(Data entries)
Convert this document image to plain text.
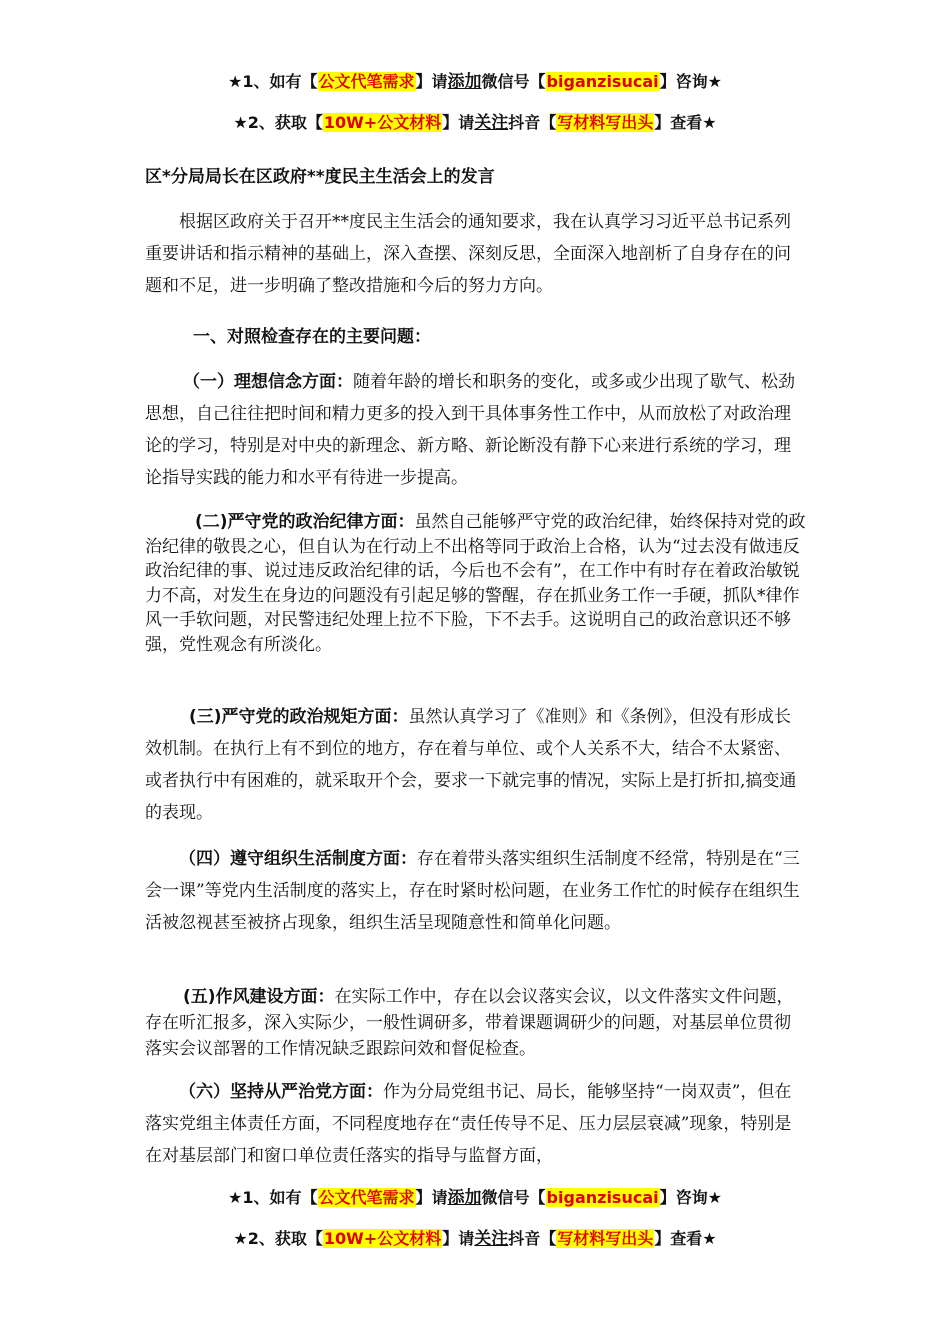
★1、如有【公文代笔需求】请添加微信号【biganzisucai】咨询★
★2、获取【10W+公文材料】请关注抖音【写材料写出头】查看★
区*分局局长在区政府**度民主生活会上的发言
根据区政府关于召开**度民主生活会的通知要求，我在认真学习习近平总书记系列重要讲话和指示精神的基础上，深入查摆、深刻反思，全面深入地剖析了自身存在的问题和不足，进一步明确了整改措施和今后的努力方向。
一、对照检查存在的主要问题：
（一）理想信念方面：随着年龄的增长和职务的变化，或多或少出现了歇气、松劲思想，自己往往把时间和精力更多的投入到干具体事务性工作中，从而放松了对政治理论的学习，特别是对中央的新理念、新方略、新论断没有静下心来进行系统的学习，理论指导实践的能力和水平有待进一步提高。
(二)严守党的政治纪律方面：虽然自己能够严守党的政治纪律，始终保持对党的政治纪律的敬畏之心，但自认为在行动上不出格等同于政治上合格，认为“过去没有做违反政治纪律的事、说过违反政治纪律的话，今后也不会有”，在工作中有时存在着政治敏锐力不高，对发生在身边的问题没有引起足够的警醒，存在抓业务工作一手硬，抓队*律作风一手软问题，对民警违纪处理上拉不下脸，下不去手。这说明自己的政治意识还不够强，党性观念有所淡化。
(三)严守党的政治规矩方面：虽然认真学习了《准则》和《条例》，但没有形成长效机制。在执行上有不到位的地方，存在着与单位、或个人关系不大，结合不太紧密、或者执行中有困难的，就采取开个会，要求一下就完事的情况，实际上是打折扣,搞变通的表现。
（四）遵守组织生活制度方面：存在着带头落实组织生活制度不经常，特别是在“三会一课”等党内生活制度的落实上，存在时紧时松问题，在业务工作忙的时候存在组织生活被忽视甚至被挤占现象，组织生活呈现随意性和简单化问题。
(五)作风建设方面：在实际工作中，存在以会议落实会议，以文件落实文件问题，存在听汇报多，深入实际少，一般性调研多，带着课题调研少的问题，对基层单位贯彻落实会议部署的工作情况缺乏跟踪问效和督促检查。
（六）坚持从严治党方面：作为分局党组书记、局长，能够坚持“一岗双责”，但在落实党组主体责任方面，不同程度地存在“责任传导不足、压力层层衰减”现象，特别是在对基层部门和窗口单位责任落实的指导与监督方面，
★1、如有【公文代笔需求】请添加微信号【biganzisucai】咨询★
★2、获取【10W+公文材料】请关注抖音【写材料写出头】查看★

### [EXERCISE TASK]
Without the pictures, return all the records precisely as they stand.

### [FULL RESPONSE]
Convert this document image to plain text.
★1、如有【公文代笔需求】请添加微信号【biganzisucai】咨询★
★2、获取【10W+公文材料】请关注抖音【写材料写出头】查看★
区*分局局长在区政府**度民主生活会上的发言
根据区政府关于召开**度民主生活会的通知要求，我在认真学习习近平总书记系列重要讲话和指示精神的基础上，深入查摆、深刻反思，全面深入地剖析了自身存在的问题和不足，进一步明确了整改措施和今后的努力方向。
一、对照检查存在的主要问题：
（一）理想信念方面：随着年龄的增长和职务的变化，或多或少出现了歇气、松劲思想，自己往往把时间和精力更多的投入到干具体事务性工作中，从而放松了对政治理论的学习，特别是对中央的新理念、新方略、新论断没有静下心来进行系统的学习，理论指导实践的能力和水平有待进一步提高。
(二)严守党的政治纪律方面：虽然自己能够严守党的政治纪律，始终保持对党的政治纪律的敬畏之心，但自认为在行动上不出格等同于政治上合格，认为“过去没有做违反政治纪律的事、说过违反政治纪律的话，今后也不会有”，在工作中有时存在着政治敏锐力不高，对发生在身边的问题没有引起足够的警醒，存在抓业务工作一手硬，抓队*律作风一手软问题，对民警违纪处理上拉不下脸，下不去手。这说明自己的政治意识还不够强，党性观念有所淡化。
(三)严守党的政治规矩方面：虽然认真学习了《准则》和《条例》，但没有形成长效机制。在执行上有不到位的地方，存在着与单位、或个人关系不大，结合不太紧密、或者执行中有困难的，就采取开个会，要求一下就完事的情况，实际上是打折扣,搞变通的表现。
（四）遵守组织生活制度方面：存在着带头落实组织生活制度不经常，特别是在“三会一课”等党内生活制度的落实上，存在时紧时松问题，在业务工作忙的时候存在组织生活被忽视甚至被挤占现象，组织生活呈现随意性和简单化问题。
(五)作风建设方面：在实际工作中，存在以会议落实会议，以文件落实文件问题，存在听汇报多，深入实际少，一般性调研多，带着课题调研少的问题，对基层单位贯彻落实会议部署的工作情况缺乏跟踪问效和督促检查。
（六）坚持从严治党方面：作为分局党组书记、局长，能够坚持“一岗双责”，但在落实党组主体责任方面，不同程度地存在“责任传导不足、压力层层衰减”现象，特别是在对基层部门和窗口单位责任落实的指导与监督方面，
★1、如有【公文代笔需求】请添加微信号【biganzisucai】咨询★
★2、获取【10W+公文材料】请关注抖音【写材料写出头】查看★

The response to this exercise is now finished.